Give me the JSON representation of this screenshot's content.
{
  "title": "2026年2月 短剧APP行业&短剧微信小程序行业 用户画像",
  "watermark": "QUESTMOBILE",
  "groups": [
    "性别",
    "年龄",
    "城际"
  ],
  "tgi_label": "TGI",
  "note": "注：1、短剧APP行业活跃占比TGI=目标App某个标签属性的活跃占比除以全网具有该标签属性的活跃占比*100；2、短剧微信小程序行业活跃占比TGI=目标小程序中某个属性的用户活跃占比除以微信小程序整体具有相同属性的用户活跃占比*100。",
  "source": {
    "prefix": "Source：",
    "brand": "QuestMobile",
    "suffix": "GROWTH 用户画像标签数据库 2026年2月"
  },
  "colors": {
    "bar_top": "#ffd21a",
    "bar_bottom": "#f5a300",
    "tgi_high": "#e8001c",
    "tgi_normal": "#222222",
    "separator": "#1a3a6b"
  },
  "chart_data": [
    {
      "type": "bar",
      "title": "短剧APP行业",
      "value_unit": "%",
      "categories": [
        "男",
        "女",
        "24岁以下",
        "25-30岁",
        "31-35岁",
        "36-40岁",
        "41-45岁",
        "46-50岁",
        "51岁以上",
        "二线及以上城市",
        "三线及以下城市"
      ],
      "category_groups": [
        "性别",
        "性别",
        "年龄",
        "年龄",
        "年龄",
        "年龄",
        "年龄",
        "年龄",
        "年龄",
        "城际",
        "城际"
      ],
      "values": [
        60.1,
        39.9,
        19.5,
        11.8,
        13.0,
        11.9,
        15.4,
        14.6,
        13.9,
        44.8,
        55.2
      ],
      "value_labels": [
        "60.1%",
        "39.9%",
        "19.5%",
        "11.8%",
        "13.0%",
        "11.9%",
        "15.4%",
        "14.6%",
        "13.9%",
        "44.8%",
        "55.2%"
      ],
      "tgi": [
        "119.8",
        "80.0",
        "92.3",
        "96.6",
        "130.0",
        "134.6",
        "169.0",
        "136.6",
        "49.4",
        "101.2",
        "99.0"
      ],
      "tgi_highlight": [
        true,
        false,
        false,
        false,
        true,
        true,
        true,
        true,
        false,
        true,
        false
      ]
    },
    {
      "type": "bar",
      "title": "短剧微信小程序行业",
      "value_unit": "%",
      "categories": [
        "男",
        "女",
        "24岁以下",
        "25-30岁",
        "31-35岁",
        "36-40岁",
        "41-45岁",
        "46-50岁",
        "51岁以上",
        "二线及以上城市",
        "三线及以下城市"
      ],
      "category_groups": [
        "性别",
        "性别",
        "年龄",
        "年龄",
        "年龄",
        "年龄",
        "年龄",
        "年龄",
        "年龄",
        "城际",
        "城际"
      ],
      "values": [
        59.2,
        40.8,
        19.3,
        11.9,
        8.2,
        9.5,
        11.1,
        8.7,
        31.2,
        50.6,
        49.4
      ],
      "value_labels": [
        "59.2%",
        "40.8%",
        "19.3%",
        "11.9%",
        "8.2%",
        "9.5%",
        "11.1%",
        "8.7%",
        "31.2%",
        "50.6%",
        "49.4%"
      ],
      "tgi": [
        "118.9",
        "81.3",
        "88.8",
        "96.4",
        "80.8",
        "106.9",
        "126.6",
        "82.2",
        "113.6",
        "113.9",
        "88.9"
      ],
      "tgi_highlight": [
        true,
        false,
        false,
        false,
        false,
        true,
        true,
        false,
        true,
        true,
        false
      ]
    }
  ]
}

- [TASK TO CARRY OUT] Exact output of every entry is required.

- [FULL RESPONSE]
Give me the JSON representation of this screenshot's content.
{
  "title": "2026年2月 短剧APP行业&短剧微信小程序行业 用户画像",
  "watermark": "QUESTMOBILE",
  "groups": [
    "性别",
    "年龄",
    "城际"
  ],
  "tgi_label": "TGI",
  "note": "注：1、短剧APP行业活跃占比TGI=目标App某个标签属性的活跃占比除以全网具有该标签属性的活跃占比*100；2、短剧微信小程序行业活跃占比TGI=目标小程序中某个属性的用户活跃占比除以微信小程序整体具有相同属性的用户活跃占比*100。",
  "source": {
    "prefix": "Source：",
    "brand": "QuestMobile",
    "suffix": "GROWTH 用户画像标签数据库 2026年2月"
  },
  "colors": {
    "bar_top": "#ffd21a",
    "bar_bottom": "#f5a300",
    "tgi_high": "#e8001c",
    "tgi_normal": "#222222",
    "separator": "#1a3a6b"
  },
  "chart_data": [
    {
      "type": "bar",
      "title": "短剧APP行业",
      "value_unit": "%",
      "categories": [
        "男",
        "女",
        "24岁以下",
        "25-30岁",
        "31-35岁",
        "36-40岁",
        "41-45岁",
        "46-50岁",
        "51岁以上",
        "二线及以上城市",
        "三线及以下城市"
      ],
      "category_groups": [
        "性别",
        "性别",
        "年龄",
        "年龄",
        "年龄",
        "年龄",
        "年龄",
        "年龄",
        "年龄",
        "城际",
        "城际"
      ],
      "values": [
        60.1,
        39.9,
        19.5,
        11.8,
        13.0,
        11.9,
        15.4,
        14.6,
        13.9,
        44.8,
        55.2
      ],
      "value_labels": [
        "60.1%",
        "39.9%",
        "19.5%",
        "11.8%",
        "13.0%",
        "11.9%",
        "15.4%",
        "14.6%",
        "13.9%",
        "44.8%",
        "55.2%"
      ],
      "tgi": [
        "119.8",
        "80.0",
        "92.3",
        "96.6",
        "130.0",
        "134.6",
        "169.0",
        "136.6",
        "49.4",
        "101.2",
        "99.0"
      ],
      "tgi_highlight": [
        true,
        false,
        false,
        false,
        true,
        true,
        true,
        true,
        false,
        true,
        false
      ]
    },
    {
      "type": "bar",
      "title": "短剧微信小程序行业",
      "value_unit": "%",
      "categories": [
        "男",
        "女",
        "24岁以下",
        "25-30岁",
        "31-35岁",
        "36-40岁",
        "41-45岁",
        "46-50岁",
        "51岁以上",
        "二线及以上城市",
        "三线及以下城市"
      ],
      "category_groups": [
        "性别",
        "性别",
        "年龄",
        "年龄",
        "年龄",
        "年龄",
        "年龄",
        "年龄",
        "年龄",
        "城际",
        "城际"
      ],
      "values": [
        59.2,
        40.8,
        19.3,
        11.9,
        8.2,
        9.5,
        11.1,
        8.7,
        31.2,
        50.6,
        49.4
      ],
      "value_labels": [
        "59.2%",
        "40.8%",
        "19.3%",
        "11.9%",
        "8.2%",
        "9.5%",
        "11.1%",
        "8.7%",
        "31.2%",
        "50.6%",
        "49.4%"
      ],
      "tgi": [
        "118.9",
        "81.3",
        "88.8",
        "96.4",
        "80.8",
        "106.9",
        "126.6",
        "82.2",
        "113.6",
        "113.9",
        "88.9"
      ],
      "tgi_highlight": [
        true,
        false,
        false,
        false,
        false,
        true,
        true,
        false,
        true,
        true,
        false
      ]
    }
  ]
}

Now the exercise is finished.